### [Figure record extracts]
## start

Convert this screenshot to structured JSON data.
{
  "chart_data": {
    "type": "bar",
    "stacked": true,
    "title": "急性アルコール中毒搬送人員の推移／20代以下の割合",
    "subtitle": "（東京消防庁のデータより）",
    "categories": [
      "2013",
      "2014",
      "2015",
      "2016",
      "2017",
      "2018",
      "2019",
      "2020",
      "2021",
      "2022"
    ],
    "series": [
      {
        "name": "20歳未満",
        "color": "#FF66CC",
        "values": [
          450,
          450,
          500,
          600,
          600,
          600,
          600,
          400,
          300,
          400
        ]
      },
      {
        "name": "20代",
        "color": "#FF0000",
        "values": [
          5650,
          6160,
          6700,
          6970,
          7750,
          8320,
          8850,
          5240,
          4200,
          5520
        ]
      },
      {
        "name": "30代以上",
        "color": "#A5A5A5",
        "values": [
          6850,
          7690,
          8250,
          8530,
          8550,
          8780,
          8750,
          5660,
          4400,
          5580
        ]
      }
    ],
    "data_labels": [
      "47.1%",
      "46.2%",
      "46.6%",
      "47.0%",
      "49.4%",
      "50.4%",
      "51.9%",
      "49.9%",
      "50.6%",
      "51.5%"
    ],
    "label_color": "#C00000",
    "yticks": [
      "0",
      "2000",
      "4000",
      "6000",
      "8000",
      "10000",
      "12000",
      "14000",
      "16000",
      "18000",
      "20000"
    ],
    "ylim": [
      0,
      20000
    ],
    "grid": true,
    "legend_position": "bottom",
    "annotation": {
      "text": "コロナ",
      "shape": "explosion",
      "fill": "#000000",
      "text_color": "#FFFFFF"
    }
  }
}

## end

### [AIM]
Reproduce the entries above exactly.

### [FINISHED ANSWER]
Convert this screenshot to structured JSON data.
{
  "chart_data": {
    "type": "bar",
    "stacked": true,
    "title": "急性アルコール中毒搬送人員の推移／20代以下の割合",
    "subtitle": "（東京消防庁のデータより）",
    "categories": [
      "2013",
      "2014",
      "2015",
      "2016",
      "2017",
      "2018",
      "2019",
      "2020",
      "2021",
      "2022"
    ],
    "series": [
      {
        "name": "20歳未満",
        "color": "#FF66CC",
        "values": [
          450,
          450,
          500,
          600,
          600,
          600,
          600,
          400,
          300,
          400
        ]
      },
      {
        "name": "20代",
        "color": "#FF0000",
        "values": [
          5650,
          6160,
          6700,
          6970,
          7750,
          8320,
          8850,
          5240,
          4200,
          5520
        ]
      },
      {
        "name": "30代以上",
        "color": "#A5A5A5",
        "values": [
          6850,
          7690,
          8250,
          8530,
          8550,
          8780,
          8750,
          5660,
          4400,
          5580
        ]
      }
    ],
    "data_labels": [
      "47.1%",
      "46.2%",
      "46.6%",
      "47.0%",
      "49.4%",
      "50.4%",
      "51.9%",
      "49.9%",
      "50.6%",
      "51.5%"
    ],
    "label_color": "#C00000",
    "yticks": [
      "0",
      "2000",
      "4000",
      "6000",
      "8000",
      "10000",
      "12000",
      "14000",
      "16000",
      "18000",
      "20000"
    ],
    "ylim": [
      0,
      20000
    ],
    "grid": true,
    "legend_position": "bottom",
    "annotation": {
      "text": "コロナ",
      "shape": "explosion",
      "fill": "#000000",
      "text_color": "#FFFFFF"
    }
  }
}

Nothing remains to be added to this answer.